EXERCISE:
Where a line of the data holds the word "sites", copy that line.

-- GIVEN DATA follows --

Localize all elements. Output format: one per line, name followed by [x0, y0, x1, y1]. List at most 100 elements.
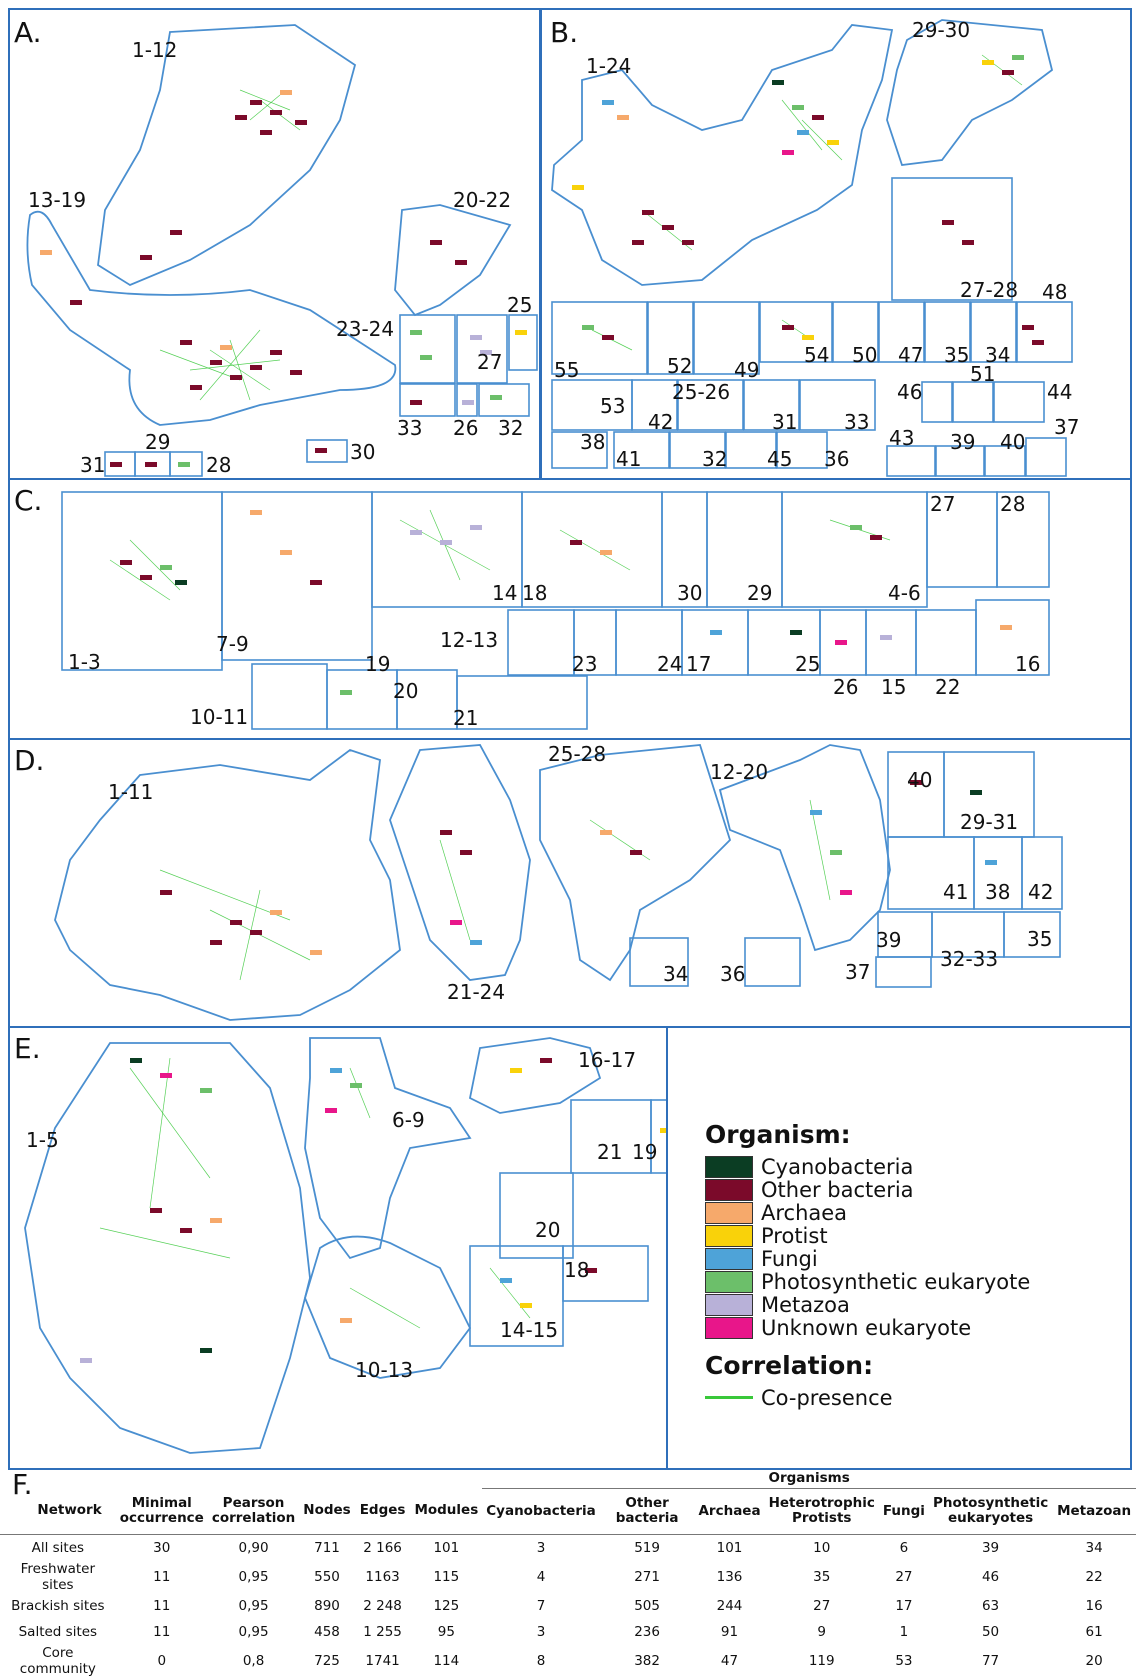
col-header: Modules — [410, 1488, 483, 1535]
table-cell: 519 — [634, 1539, 660, 1556]
panel-b: B. — [540, 8, 1132, 480]
table-cell: 11 — [153, 1597, 171, 1614]
module-label: 34 — [663, 962, 689, 986]
module-label: 26 — [453, 416, 479, 440]
legend: Organism: Cyanobacteria Other bacteria A… — [705, 1120, 1125, 1410]
table-cell: 1741 — [365, 1652, 400, 1669]
module-label: 29 — [747, 581, 773, 605]
module-label: 53 — [600, 394, 626, 418]
table-cell: 101 — [716, 1539, 743, 1556]
table-cell: 0,8 — [242, 1652, 265, 1669]
module-label: 19 — [632, 1140, 658, 1164]
table-cell: All sites — [31, 1539, 85, 1556]
table-cell: 136 — [716, 1568, 743, 1585]
module-label: 29-31 — [960, 810, 1019, 834]
organisms-group-header: Organisms — [482, 1470, 1136, 1489]
panel-b-edges — [591, 54, 1023, 351]
module-label: 27 — [930, 492, 956, 516]
table-cell: 3 — [536, 1623, 546, 1640]
panel-b-nodes — [572, 55, 1044, 345]
module-label: 21-24 — [447, 980, 506, 1004]
legend-item-other-bacteria: Other bacteria — [705, 1178, 1125, 1202]
module-label: 31 — [80, 453, 106, 477]
module-label: 32 — [498, 416, 524, 440]
table-row: Salted sites 11 0,95 458 1 255 95 3 236 91 9 … — [0, 1619, 1136, 1645]
module-label: 55 — [554, 358, 580, 382]
legend-label: Cyanobacteria — [761, 1154, 914, 1179]
table-cell: 9 — [817, 1623, 827, 1640]
panel-b-label: B. — [550, 16, 579, 49]
module-label: 21 — [597, 1140, 623, 1164]
panel-e: E. 1-5 6-9 16-17 21 19 20 18 14-15 10 — [8, 1026, 668, 1470]
panel-d-nodes — [160, 780, 997, 955]
table-cell: 35 — [813, 1568, 831, 1585]
table-row: All sites 30 0,90 711 2 166 101 3 519 101 10 … — [0, 1534, 1136, 1561]
table-cell: 271 — [634, 1568, 660, 1585]
panel-d-network — [54, 744, 1063, 1021]
panel-b-network — [551, 19, 1073, 477]
table-cell: 119 — [808, 1652, 835, 1669]
module-label: 22 — [935, 675, 961, 699]
panel-d: D. 1-11 21-24 25-28 12-20 40 — [8, 738, 1132, 1028]
col-header: Other bacteria — [599, 1488, 695, 1535]
col-header: Edges — [354, 1488, 411, 1535]
col-header: Pearson correlation — [207, 1488, 300, 1535]
co-presence-line-icon — [705, 1396, 753, 1399]
panel-e-label: E. — [14, 1032, 41, 1065]
legend-label: Co-presence — [761, 1385, 893, 1410]
module-label: 1-11 — [108, 780, 154, 804]
panel-c: C. 1-3 7-9 14 1 — [8, 478, 1132, 740]
module-label: 33 — [844, 410, 870, 434]
table-cell: 2 248 — [363, 1597, 402, 1614]
table-cell: 17 — [895, 1597, 913, 1614]
module-label: 21 — [453, 706, 479, 730]
module-label: 25 — [507, 293, 533, 317]
table-cell: 4 — [536, 1568, 546, 1585]
swatch-other-bacteria — [705, 1178, 753, 1201]
module-label: 12-20 — [710, 760, 769, 784]
table-cell: 22 — [1085, 1568, 1103, 1585]
module-label: 15 — [881, 675, 907, 699]
col-header: Network — [0, 1488, 116, 1535]
module-label: 23-24 — [336, 317, 395, 341]
table-cell: 6 — [899, 1539, 909, 1556]
col-header: Metazoan — [1052, 1488, 1136, 1535]
module-label: 20 — [393, 679, 419, 703]
module-label: 14-15 — [500, 1318, 559, 1342]
panel-e-edges — [99, 1057, 531, 1329]
table-cell: 34 — [1085, 1539, 1103, 1556]
module-label: 33 — [397, 416, 423, 440]
module-label: 35 — [1027, 927, 1053, 951]
table-cell: 47 — [720, 1652, 739, 1669]
table-cell: 0,95 — [238, 1623, 269, 1640]
module-label: 39 — [876, 928, 902, 952]
col-header: Minimal occurrence — [115, 1488, 208, 1535]
module-label: 16 — [1015, 652, 1041, 676]
legend-label: Photosynthetic eukaryote — [761, 1269, 1031, 1294]
panel-d-label: D. — [14, 744, 45, 777]
module-label: 18 — [564, 1258, 590, 1282]
module-label: 6-9 — [392, 1108, 425, 1132]
module-label: 12-13 — [440, 628, 499, 652]
module-label: 40 — [907, 768, 933, 792]
table-cell: 50 — [981, 1623, 1000, 1640]
module-label: 49 — [734, 358, 760, 382]
table-cell: 244 — [716, 1597, 743, 1614]
table-cell: 3 — [536, 1539, 546, 1556]
module-label: 25-26 — [672, 380, 731, 404]
module-label: 17 — [686, 652, 712, 676]
module-label: 25-28 — [548, 742, 607, 766]
module-label: 13-19 — [28, 188, 87, 212]
module-label: 16-17 — [578, 1048, 637, 1072]
table-cell: 20 — [1085, 1652, 1103, 1669]
table-cell: 725 — [314, 1652, 340, 1669]
module-label: 37 — [1054, 415, 1080, 439]
table-cell: 53 — [895, 1652, 913, 1669]
legend-label: Protist — [761, 1223, 828, 1248]
table-cell: 115 — [433, 1568, 460, 1585]
legend-label: Archaea — [761, 1200, 848, 1225]
table-cell: 236 — [634, 1623, 660, 1640]
table-cell: 1 255 — [363, 1623, 402, 1640]
table-cell: 7 — [536, 1597, 546, 1614]
col-header: Fungi — [878, 1488, 929, 1535]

-- GIVEN DATA concluded --

COMPLETED TASK:
table-cell: All sites — [31, 1539, 85, 1556]
table-row: Salted sites 11 0,95 458 1 255 95 3 236 91 9 … — [0, 1619, 1136, 1645]
table-row: All sites 30 0,90 711 2 166 101 3 519 101 10 … — [0, 1534, 1136, 1561]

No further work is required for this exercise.